— BEGIN RAW RECORDS —

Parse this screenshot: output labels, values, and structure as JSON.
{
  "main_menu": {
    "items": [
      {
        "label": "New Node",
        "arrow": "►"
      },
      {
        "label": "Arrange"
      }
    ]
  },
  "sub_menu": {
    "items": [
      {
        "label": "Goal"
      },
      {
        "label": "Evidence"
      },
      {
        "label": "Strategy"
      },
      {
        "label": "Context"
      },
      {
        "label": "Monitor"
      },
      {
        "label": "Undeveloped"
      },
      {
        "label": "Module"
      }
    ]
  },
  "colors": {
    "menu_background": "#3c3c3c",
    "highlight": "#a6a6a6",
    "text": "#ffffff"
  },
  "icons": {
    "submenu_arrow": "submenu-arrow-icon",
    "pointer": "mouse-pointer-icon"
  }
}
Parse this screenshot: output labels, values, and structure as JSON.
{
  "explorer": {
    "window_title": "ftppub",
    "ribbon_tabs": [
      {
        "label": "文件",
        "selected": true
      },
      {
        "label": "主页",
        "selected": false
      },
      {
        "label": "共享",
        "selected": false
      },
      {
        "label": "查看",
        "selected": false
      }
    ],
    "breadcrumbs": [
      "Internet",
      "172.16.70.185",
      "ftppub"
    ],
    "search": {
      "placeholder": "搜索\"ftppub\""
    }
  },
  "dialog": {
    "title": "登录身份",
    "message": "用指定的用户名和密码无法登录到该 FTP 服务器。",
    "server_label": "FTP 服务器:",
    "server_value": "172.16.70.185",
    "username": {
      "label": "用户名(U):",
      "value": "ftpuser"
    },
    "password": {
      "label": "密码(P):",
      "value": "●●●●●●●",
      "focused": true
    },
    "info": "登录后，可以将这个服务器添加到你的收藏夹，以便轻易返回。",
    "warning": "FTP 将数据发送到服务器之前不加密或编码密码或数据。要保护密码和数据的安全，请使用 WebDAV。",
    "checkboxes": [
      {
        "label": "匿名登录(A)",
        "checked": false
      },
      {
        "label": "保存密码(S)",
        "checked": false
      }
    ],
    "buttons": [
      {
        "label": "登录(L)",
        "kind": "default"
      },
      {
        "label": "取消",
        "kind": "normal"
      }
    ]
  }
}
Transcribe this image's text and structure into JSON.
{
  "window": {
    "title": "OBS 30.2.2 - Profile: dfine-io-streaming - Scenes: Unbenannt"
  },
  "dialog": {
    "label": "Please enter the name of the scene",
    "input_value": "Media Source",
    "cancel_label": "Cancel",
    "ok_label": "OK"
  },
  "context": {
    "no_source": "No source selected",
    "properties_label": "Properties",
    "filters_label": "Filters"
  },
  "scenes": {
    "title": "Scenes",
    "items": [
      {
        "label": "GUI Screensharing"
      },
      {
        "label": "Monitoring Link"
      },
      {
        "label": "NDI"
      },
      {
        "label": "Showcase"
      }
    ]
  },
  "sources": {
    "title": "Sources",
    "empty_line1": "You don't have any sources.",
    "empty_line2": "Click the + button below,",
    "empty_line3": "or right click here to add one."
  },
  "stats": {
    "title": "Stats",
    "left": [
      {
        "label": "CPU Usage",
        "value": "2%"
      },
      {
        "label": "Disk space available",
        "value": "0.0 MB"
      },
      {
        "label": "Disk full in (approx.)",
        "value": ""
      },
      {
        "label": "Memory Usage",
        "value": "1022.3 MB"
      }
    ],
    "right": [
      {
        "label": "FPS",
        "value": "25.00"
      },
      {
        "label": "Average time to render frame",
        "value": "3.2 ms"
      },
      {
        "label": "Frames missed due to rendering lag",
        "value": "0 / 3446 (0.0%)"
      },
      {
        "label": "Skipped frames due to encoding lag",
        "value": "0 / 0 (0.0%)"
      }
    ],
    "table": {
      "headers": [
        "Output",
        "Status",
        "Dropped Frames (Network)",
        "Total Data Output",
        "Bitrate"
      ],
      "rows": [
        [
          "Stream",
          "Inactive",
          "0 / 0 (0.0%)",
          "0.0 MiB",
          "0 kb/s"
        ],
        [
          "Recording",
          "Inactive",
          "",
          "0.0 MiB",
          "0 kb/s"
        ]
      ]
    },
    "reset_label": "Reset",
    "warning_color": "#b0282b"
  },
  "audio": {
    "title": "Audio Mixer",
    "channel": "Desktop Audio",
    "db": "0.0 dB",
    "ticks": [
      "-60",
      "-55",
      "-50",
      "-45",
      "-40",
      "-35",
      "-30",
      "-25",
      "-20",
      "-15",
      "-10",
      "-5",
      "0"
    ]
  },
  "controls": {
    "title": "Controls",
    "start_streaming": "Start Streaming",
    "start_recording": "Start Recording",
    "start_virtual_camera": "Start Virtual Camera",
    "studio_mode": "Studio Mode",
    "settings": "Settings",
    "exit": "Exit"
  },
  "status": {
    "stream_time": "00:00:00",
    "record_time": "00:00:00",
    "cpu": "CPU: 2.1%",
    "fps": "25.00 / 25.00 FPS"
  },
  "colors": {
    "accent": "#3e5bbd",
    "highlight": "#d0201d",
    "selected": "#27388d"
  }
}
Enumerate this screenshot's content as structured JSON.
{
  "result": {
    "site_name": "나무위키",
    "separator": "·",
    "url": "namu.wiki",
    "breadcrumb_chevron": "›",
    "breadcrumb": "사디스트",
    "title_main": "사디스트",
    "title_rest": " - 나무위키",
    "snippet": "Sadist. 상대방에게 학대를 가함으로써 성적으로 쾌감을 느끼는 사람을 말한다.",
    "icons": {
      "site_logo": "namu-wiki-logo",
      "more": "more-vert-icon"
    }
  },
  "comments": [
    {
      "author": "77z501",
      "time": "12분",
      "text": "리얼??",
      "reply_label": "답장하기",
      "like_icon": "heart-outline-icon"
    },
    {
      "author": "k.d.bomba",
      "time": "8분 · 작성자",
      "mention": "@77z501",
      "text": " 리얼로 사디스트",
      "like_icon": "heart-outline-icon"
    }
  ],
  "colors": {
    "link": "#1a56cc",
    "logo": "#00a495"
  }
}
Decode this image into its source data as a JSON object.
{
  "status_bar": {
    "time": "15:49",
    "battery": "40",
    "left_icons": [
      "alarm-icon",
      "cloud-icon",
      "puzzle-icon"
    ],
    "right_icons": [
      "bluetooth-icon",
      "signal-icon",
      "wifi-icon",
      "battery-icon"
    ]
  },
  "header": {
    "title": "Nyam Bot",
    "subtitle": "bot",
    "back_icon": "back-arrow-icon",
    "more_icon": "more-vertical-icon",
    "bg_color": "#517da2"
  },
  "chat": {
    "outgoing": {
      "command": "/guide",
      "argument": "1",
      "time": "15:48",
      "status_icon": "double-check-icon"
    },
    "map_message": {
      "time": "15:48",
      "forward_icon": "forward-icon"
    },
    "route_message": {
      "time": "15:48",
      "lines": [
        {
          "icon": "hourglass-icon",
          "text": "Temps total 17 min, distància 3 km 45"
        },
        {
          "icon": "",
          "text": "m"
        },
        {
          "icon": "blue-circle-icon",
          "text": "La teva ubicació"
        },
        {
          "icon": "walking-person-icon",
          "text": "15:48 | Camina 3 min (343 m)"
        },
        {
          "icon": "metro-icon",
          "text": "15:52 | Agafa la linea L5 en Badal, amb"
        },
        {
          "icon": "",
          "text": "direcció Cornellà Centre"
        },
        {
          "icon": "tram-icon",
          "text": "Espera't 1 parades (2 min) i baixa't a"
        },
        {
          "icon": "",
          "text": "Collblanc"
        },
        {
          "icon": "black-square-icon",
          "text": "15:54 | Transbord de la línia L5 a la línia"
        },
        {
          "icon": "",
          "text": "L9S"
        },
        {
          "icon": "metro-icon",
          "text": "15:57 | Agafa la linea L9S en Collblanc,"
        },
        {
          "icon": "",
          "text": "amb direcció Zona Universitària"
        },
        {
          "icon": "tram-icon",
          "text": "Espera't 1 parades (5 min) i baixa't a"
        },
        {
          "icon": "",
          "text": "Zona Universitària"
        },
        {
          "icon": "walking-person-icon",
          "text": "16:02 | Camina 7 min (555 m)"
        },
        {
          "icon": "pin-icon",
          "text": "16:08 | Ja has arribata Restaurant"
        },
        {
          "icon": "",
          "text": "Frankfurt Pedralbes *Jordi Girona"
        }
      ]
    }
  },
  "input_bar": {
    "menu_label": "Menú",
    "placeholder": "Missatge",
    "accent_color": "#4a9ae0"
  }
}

— END RAW RECORDS —

§ WHAT YOU SHOULD DO:
Provide the number of lines in the entries that include "Universitària", and no other text.

§ TASK OUTPUT:
2